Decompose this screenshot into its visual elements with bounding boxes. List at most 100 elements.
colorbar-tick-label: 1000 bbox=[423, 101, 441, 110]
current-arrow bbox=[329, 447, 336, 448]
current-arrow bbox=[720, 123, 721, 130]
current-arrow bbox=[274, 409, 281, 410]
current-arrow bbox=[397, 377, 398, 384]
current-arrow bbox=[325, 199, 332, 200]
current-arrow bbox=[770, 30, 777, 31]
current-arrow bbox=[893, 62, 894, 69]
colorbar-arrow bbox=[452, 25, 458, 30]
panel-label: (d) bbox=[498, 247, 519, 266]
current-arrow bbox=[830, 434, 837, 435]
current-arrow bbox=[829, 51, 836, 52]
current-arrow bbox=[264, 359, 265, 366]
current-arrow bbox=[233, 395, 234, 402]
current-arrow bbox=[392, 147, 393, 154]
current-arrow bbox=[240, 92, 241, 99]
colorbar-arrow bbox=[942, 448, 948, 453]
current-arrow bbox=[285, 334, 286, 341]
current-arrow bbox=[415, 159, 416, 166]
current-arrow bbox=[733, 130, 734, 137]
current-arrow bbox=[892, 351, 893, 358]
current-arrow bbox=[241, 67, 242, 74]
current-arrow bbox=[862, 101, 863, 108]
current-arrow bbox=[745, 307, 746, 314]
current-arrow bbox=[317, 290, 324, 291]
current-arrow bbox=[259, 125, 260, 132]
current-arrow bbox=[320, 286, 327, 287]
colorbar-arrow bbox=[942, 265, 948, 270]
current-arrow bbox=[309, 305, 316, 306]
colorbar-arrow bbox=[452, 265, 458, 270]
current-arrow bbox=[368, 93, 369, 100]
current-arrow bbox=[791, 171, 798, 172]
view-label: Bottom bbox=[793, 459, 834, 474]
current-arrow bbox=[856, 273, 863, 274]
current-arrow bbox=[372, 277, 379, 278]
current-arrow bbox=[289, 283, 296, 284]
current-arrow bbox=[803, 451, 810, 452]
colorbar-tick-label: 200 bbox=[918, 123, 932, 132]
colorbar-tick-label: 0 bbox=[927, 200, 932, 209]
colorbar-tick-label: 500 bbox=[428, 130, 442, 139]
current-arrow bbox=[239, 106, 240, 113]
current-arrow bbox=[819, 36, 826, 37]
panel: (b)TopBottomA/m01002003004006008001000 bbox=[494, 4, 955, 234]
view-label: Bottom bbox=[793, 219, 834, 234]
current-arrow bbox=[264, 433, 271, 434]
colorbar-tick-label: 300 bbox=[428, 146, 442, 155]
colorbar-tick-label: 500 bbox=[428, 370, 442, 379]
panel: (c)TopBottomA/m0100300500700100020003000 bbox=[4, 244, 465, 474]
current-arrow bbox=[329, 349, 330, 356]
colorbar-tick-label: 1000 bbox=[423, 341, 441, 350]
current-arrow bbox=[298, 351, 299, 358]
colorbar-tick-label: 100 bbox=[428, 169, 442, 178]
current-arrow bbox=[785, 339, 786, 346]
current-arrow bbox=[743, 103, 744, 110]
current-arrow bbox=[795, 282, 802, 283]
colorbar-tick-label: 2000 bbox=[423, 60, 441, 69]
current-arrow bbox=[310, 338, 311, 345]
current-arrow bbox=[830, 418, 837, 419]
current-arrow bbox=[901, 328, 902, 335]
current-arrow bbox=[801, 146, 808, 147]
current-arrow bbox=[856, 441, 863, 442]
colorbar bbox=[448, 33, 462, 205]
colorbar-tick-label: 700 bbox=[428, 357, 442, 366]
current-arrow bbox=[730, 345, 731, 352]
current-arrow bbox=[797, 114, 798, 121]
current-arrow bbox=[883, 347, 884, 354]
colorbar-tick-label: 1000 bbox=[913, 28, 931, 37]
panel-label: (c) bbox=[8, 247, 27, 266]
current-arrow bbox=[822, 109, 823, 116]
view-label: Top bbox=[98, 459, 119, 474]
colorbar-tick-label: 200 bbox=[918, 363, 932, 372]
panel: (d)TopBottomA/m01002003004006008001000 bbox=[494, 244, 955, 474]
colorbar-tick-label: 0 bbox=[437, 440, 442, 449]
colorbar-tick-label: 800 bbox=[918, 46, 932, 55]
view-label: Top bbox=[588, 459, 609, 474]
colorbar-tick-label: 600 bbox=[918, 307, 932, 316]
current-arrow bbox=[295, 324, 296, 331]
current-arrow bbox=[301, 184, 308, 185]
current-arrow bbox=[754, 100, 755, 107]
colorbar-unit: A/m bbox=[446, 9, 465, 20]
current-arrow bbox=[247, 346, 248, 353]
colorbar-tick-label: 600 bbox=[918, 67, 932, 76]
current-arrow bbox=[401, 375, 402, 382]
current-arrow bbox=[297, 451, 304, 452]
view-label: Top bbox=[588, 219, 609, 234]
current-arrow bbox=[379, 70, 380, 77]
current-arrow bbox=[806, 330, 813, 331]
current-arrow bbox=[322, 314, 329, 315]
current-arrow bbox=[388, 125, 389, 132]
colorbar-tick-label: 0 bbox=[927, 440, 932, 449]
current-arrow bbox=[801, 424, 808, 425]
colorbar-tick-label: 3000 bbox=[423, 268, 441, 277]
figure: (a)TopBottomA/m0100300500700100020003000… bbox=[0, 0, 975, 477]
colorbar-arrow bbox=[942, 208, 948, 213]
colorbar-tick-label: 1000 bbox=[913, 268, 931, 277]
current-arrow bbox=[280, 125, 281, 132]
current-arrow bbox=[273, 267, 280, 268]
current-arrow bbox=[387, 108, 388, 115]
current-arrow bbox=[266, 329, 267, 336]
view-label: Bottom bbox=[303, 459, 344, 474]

----------------

Reproduce verbatim everything in the items above, from their first line down to and including the line containing "colorbar-tick-label: 500 bbox=[428, 130, 442, 139]".

• _Result_:
Decompose this screenshot into its visual elements with bounding boxes. List at most 100 elements.
colorbar-tick-label: 1000 bbox=[423, 101, 441, 110]
current-arrow bbox=[329, 447, 336, 448]
current-arrow bbox=[720, 123, 721, 130]
current-arrow bbox=[274, 409, 281, 410]
current-arrow bbox=[397, 377, 398, 384]
current-arrow bbox=[325, 199, 332, 200]
current-arrow bbox=[770, 30, 777, 31]
current-arrow bbox=[893, 62, 894, 69]
colorbar-arrow bbox=[452, 25, 458, 30]
panel-label: (d) bbox=[498, 247, 519, 266]
current-arrow bbox=[830, 434, 837, 435]
current-arrow bbox=[829, 51, 836, 52]
current-arrow bbox=[264, 359, 265, 366]
current-arrow bbox=[233, 395, 234, 402]
current-arrow bbox=[392, 147, 393, 154]
current-arrow bbox=[240, 92, 241, 99]
colorbar-arrow bbox=[942, 448, 948, 453]
current-arrow bbox=[285, 334, 286, 341]
current-arrow bbox=[415, 159, 416, 166]
current-arrow bbox=[733, 130, 734, 137]
current-arrow bbox=[892, 351, 893, 358]
current-arrow bbox=[241, 67, 242, 74]
current-arrow bbox=[862, 101, 863, 108]
current-arrow bbox=[745, 307, 746, 314]
current-arrow bbox=[317, 290, 324, 291]
current-arrow bbox=[259, 125, 260, 132]
current-arrow bbox=[320, 286, 327, 287]
colorbar-arrow bbox=[942, 265, 948, 270]
current-arrow bbox=[309, 305, 316, 306]
colorbar-arrow bbox=[452, 265, 458, 270]
current-arrow bbox=[368, 93, 369, 100]
current-arrow bbox=[791, 171, 798, 172]
view-label: Bottom bbox=[793, 459, 834, 474]
current-arrow bbox=[856, 273, 863, 274]
current-arrow bbox=[372, 277, 379, 278]
current-arrow bbox=[289, 283, 296, 284]
current-arrow bbox=[803, 451, 810, 452]
colorbar-tick-label: 200 bbox=[918, 123, 932, 132]
colorbar-tick-label: 0 bbox=[927, 200, 932, 209]
colorbar-tick-label: 500 bbox=[428, 130, 442, 139]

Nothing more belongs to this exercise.